Only lines that contain the word "mode" belong in the answer; copy them from the records below.

Top of Source data

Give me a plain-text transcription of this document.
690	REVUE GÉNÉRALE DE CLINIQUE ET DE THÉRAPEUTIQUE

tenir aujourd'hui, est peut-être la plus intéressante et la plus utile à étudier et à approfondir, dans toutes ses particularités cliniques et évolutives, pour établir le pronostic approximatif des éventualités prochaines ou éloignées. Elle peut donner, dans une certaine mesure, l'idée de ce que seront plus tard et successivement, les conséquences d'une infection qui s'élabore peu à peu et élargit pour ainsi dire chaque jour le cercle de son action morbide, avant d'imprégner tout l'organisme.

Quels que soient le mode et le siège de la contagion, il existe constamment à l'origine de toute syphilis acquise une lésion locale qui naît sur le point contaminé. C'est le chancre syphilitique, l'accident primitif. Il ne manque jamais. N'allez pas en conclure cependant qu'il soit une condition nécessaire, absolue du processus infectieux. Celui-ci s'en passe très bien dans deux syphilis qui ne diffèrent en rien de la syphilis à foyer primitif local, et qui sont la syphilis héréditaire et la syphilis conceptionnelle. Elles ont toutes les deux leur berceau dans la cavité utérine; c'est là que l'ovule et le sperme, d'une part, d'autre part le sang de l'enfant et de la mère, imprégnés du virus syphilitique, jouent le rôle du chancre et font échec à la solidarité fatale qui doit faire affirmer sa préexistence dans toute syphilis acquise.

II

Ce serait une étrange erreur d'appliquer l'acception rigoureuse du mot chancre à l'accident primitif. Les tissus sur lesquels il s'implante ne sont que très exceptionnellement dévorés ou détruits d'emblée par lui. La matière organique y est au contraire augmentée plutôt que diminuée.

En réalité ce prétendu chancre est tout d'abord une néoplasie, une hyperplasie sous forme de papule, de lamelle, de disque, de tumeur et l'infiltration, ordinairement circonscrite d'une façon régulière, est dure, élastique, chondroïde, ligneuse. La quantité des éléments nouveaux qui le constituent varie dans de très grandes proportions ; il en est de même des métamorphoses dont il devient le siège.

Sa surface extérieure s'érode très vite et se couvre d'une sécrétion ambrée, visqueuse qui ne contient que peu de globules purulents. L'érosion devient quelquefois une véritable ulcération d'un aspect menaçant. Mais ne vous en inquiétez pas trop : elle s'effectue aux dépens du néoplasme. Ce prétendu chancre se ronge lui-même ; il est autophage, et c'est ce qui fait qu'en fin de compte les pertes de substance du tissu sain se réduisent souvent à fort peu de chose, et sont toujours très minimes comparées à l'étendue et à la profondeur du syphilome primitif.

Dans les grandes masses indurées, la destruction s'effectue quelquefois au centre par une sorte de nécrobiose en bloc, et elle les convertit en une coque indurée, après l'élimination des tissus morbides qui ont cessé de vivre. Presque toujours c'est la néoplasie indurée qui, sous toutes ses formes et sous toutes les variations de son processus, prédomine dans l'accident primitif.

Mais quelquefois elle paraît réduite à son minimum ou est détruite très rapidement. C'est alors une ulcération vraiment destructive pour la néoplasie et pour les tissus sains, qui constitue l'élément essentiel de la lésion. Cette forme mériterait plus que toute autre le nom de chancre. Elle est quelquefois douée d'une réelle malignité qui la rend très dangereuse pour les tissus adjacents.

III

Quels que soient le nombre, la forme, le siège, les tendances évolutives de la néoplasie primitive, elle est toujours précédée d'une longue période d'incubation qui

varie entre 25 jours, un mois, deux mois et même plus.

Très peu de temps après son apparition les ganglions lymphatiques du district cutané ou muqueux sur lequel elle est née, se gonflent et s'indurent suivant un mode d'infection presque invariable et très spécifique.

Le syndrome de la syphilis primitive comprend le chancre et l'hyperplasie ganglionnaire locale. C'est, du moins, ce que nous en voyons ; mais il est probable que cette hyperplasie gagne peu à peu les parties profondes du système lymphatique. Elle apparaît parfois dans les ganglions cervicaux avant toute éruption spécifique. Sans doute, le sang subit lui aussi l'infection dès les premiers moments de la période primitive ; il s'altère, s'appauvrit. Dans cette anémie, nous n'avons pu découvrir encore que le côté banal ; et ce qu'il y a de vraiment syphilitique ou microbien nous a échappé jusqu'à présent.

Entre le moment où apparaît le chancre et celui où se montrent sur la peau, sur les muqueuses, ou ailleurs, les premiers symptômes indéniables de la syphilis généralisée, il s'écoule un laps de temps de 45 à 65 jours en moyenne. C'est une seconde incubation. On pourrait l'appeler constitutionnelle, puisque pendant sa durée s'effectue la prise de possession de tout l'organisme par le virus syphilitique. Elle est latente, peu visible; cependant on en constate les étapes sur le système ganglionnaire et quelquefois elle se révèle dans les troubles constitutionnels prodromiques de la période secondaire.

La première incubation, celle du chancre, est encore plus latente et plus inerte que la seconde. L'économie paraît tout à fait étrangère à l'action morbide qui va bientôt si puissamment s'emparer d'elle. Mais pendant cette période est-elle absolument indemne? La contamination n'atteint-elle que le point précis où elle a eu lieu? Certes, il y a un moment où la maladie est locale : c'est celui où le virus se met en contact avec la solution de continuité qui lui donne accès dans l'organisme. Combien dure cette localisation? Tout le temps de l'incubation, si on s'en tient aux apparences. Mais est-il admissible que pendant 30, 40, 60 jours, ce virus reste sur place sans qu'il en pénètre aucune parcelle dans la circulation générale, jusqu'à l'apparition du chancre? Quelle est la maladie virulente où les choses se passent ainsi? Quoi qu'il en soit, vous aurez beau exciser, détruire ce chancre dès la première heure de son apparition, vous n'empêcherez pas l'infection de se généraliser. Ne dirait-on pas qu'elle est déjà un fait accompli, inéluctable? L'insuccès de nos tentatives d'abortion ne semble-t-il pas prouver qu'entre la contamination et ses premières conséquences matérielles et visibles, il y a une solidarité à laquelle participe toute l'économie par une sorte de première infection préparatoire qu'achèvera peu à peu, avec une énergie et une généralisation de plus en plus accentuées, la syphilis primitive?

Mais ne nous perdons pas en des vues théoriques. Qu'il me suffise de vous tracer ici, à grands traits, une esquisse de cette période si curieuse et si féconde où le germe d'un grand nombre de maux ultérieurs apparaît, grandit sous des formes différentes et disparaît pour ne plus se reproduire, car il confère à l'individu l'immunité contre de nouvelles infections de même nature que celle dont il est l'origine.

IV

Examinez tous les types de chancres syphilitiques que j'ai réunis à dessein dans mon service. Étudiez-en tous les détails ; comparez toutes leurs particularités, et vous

Bottom of Source data

Worked solution >>
Quels que soient le mode et le siège de la contagion, il existe constamment à l'origine de toute syphilis acquise une lésion locale qui naît sur le point contaminé. C'est le chancre syphilitique, l'accident primitif. Il ne manque jamais. N'allez pas en conclure cependant qu'il soit une condition nécessaire, absolue du processus infectieux. Celui-ci s'en passe très bien dans deux syphilis qui ne diffèrent en rien de la syphilis à foyer primitif local, et qui sont la syphilis héréditaire et la syphilis conceptionnelle. Elles ont toutes les deux leur berceau dans la cavité utérine; c'est là que l'ovule et le sperme, d'une part, d'autre part le sang de l'enfant et de la mère, imprégnés du virus syphilitique, jouent le rôle du chancre et font échec à la solidarité fatale qui doit faire affirmer sa préexistence dans toute syphilis acquise.
Très peu de temps après son apparition les ganglions lymphatiques du district cutané ou muqueux sur lequel elle est née, se gonflent et s'indurent suivant un mode d'infection presque invariable et très spécifique.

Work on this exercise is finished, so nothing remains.